● Written request
Arrange the entries as a numbered list, leaving out blank lines, from the first line through the line containing "y-tick-label: 2000 [190, 694, 318, 765]", including both.

● Data

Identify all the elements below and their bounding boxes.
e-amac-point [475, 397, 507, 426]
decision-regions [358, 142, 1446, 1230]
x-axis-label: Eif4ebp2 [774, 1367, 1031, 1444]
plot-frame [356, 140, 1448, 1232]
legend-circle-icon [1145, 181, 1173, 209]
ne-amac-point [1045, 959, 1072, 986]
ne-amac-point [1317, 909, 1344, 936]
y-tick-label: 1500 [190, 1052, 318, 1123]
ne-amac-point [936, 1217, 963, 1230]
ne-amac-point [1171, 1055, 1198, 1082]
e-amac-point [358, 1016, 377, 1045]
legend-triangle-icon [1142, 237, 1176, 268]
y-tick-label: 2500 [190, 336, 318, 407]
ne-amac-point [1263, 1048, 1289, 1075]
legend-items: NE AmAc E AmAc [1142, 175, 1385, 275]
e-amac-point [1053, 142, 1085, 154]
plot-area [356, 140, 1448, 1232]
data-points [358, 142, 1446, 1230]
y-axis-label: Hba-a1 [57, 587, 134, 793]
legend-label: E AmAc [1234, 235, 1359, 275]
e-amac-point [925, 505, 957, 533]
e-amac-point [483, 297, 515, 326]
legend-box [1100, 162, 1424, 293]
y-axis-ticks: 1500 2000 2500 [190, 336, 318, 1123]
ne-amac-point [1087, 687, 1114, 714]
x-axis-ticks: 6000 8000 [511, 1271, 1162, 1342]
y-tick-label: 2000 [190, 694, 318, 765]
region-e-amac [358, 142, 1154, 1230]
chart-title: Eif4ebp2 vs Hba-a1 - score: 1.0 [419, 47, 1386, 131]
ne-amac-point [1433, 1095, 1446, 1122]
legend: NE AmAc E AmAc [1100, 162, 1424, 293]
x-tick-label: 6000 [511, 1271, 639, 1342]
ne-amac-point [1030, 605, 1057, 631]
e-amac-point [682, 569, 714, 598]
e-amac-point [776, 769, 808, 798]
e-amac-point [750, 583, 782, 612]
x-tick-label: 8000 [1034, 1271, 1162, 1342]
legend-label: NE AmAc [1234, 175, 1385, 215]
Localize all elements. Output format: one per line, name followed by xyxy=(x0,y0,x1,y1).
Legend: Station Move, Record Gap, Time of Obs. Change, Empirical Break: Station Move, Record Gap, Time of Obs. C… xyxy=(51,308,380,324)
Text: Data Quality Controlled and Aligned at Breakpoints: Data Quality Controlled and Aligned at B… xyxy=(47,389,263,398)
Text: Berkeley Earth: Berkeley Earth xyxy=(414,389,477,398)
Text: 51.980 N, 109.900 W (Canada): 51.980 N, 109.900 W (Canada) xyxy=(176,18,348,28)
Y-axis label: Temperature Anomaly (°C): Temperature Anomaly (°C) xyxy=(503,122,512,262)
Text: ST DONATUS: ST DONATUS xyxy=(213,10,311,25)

● Answer to the problem
1. Identify all the elements below and their bounding boxes.
2. e-amac-point [475, 397, 507, 426]
3. decision-regions [358, 142, 1446, 1230]
4. x-axis-label: Eif4ebp2 [774, 1367, 1031, 1444]
5. plot-frame [356, 140, 1448, 1232]
6. legend-circle-icon [1145, 181, 1173, 209]
7. ne-amac-point [1045, 959, 1072, 986]
8. ne-amac-point [1317, 909, 1344, 936]
9. y-tick-label: 1500 [190, 1052, 318, 1123]
10. ne-amac-point [936, 1217, 963, 1230]
11. ne-amac-point [1171, 1055, 1198, 1082]
12. e-amac-point [358, 1016, 377, 1045]
13. legend-triangle-icon [1142, 237, 1176, 268]
14. y-tick-label: 2500 [190, 336, 318, 407]
15. ne-amac-point [1263, 1048, 1289, 1075]
16. legend-items: NE AmAc E AmAc [1142, 175, 1385, 275]
17. e-amac-point [1053, 142, 1085, 154]
18. plot-area [356, 140, 1448, 1232]
19. data-points [358, 142, 1446, 1230]
20. y-axis-label: Hba-a1 [57, 587, 134, 793]
21. legend-label: E AmAc [1234, 235, 1359, 275]
22. e-amac-point [925, 505, 957, 533]
23. e-amac-point [483, 297, 515, 326]
24. legend-box [1100, 162, 1424, 293]
25. y-axis-ticks: 1500 2000 2500 [190, 336, 318, 1123]
26. ne-amac-point [1087, 687, 1114, 714]
27. x-axis-ticks: 6000 8000 [511, 1271, 1162, 1342]
28. y-tick-label: 2000 [190, 694, 318, 765]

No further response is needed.